◆ Задание 1
Замените «post-text-line» на «body-text-line» в перечне, начиная с его первой строки и заканчивая строкой с «more-options-button[interactable] xyxy=(984,98,1034,128)» включительно. Всё остальное в этих строках оставьте без изменений.

◆ Текст документа
--------------------------------------------------
Жизнеописания наиболее знаменитых живописцев, ваятелей и зодчих — страница 244 из 435

Выйдя из тюрьмы, Маркантонио закончил для Баччо Бандинелли уже начатый им большой лист, полный обнаженных фигур, которые поджаривают лежащего на решетке св. Лаврентия[2872]. Лист этот был тогда же признан поистине прекрасным, да и гравирован он с мастерством необычайным. А Бандинелли, в то время как Маркантонио резал лист, пожаловался папе, но понапрасну, что Маркантонио делает много ошибок. И получил Бандинелли в благодарность именно ту награду, которую он заслужил своим неблагородством. Закончив лист, Маркантонио, прежде чем Баччо об этом узнал, но будучи сам обо всем осведомлен, отправился к папе, который весьма ценил успехи в области рисунка, и показал ему оригинал, нарисованный Бандинелли, а затем — только что отпечатанный лист, после чего папа убедился в том, что Маркантонио весьма рассудительно не только не допустил никаких ошибок, но и исправил многие и притом весьма существенные ошибки, допущенные Бандинелли, и что он обнаружил гораздо больше знаний и уменья в гравюре, чем Баччо в рисунке. И папа очень его похвалил и после этого всегда охотно видел его при себе и, как полагается, почтил его своими благодеяниями. Однако, когда случилось разграбление Рима, Маркантонио стал чуть ли не нищим, так как он не только потерял все свое имущество, но, желая вырваться из рук испанцев, был вынужден заплатить хороший выкуп. Сделав это, он покинул Рим и никогда больше туда не возвращался, да и не так много можно увидеть вещей, выполненных им с тех пор. Многим обязано наше искусство Маркантонио за то, что он в Италии положил начало эстампу на потребу и на пользу искусству и в помощь всем его мастерам, почему многие и создали после него произведения, о которых будет сказано ниже.

Так, Агостино Венецианец, о котором уж говорилось выше, переехал после описанных нами событий во Флоренцию, намереваясь вступить в содружество с Андреа дель Сарто, считавшимся после Рафаэля одним из лучших живописцев Италии. И вот Андреа, уступив его уговорам, согласился печатать свои произведения и нарисовал усопшего Христа, поддерживаемого тремя ангелами. Но так как Андреа это не удалось в точности так, как он это задумал, он с тех пор больше никогда не соглашался что-либо напечатать из своих произведений. Правда, после его смерти кем-то были выпущены гравюры с Посещением св. Елизаветы и Крещением народов св. Иоанном, заимствованные из одноцветных историй, которые Андреа написал во Флоренции в помещении Сообщества делло Скальцо[2873].

Равным образом и Марко из Равенны помимо вышеупомянутых вещей, выполненных им совместно с Агостино, сделал и единолично много хороших и похвальных гравюр, помеченных уже упоминавшейся его монограммой.
--------------------------------------------------
◆ Задание 2
Что, согласно тексту документа, пришлось сделать Маркантонио во время разграбления Рима, чтобы вырваться из рук испанцев?

[Сохранённые записи из коллекции]
--------------------------------------------------
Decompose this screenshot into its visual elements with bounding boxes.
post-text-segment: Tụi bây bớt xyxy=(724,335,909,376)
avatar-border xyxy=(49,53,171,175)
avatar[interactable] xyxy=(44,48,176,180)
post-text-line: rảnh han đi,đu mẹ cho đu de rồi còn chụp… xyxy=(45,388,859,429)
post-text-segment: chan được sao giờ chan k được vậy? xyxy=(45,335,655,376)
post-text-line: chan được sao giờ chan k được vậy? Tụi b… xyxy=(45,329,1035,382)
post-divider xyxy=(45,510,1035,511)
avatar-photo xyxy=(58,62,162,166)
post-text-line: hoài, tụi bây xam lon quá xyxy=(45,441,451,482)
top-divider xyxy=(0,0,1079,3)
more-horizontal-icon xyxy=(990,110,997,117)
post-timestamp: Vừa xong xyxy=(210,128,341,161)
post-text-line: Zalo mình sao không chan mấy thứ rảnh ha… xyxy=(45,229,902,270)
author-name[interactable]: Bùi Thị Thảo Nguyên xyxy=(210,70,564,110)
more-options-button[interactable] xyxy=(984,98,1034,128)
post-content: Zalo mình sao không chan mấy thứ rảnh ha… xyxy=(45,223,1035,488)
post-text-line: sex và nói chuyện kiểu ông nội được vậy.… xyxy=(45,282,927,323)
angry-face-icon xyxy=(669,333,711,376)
--------------------------------------------------
◆ Ответ 1
Decompose this screenshot into its visual elements with bounding boxes.
post-text-segment: Tụi bây bớt xyxy=(724,335,909,376)
avatar-border xyxy=(49,53,171,175)
avatar[interactable] xyxy=(44,48,176,180)
body-text-line: rảnh han đi,đu mẹ cho đu de rồi còn chụp… xyxy=(45,388,859,429)
post-text-segment: chan được sao giờ chan k được vậy? xyxy=(45,335,655,376)
body-text-line: chan được sao giờ chan k được vậy? Tụi b… xyxy=(45,329,1035,382)
post-divider xyxy=(45,510,1035,511)
avatar-photo xyxy=(58,62,162,166)
body-text-line: hoài, tụi bây xam lon quá xyxy=(45,441,451,482)
top-divider xyxy=(0,0,1079,3)
more-horizontal-icon xyxy=(990,110,997,117)
post-timestamp: Vừa xong xyxy=(210,128,341,161)
body-text-line: Zalo mình sao không chan mấy thứ rảnh ha… xyxy=(45,229,902,270)
author-name[interactable]: Bùi Thị Thảo Nguyên xyxy=(210,70,564,110)
more-options-button[interactable] xyxy=(984,98,1034,128)

◆ Ответ 2
Ему пришлось заплатить хороший выкуп.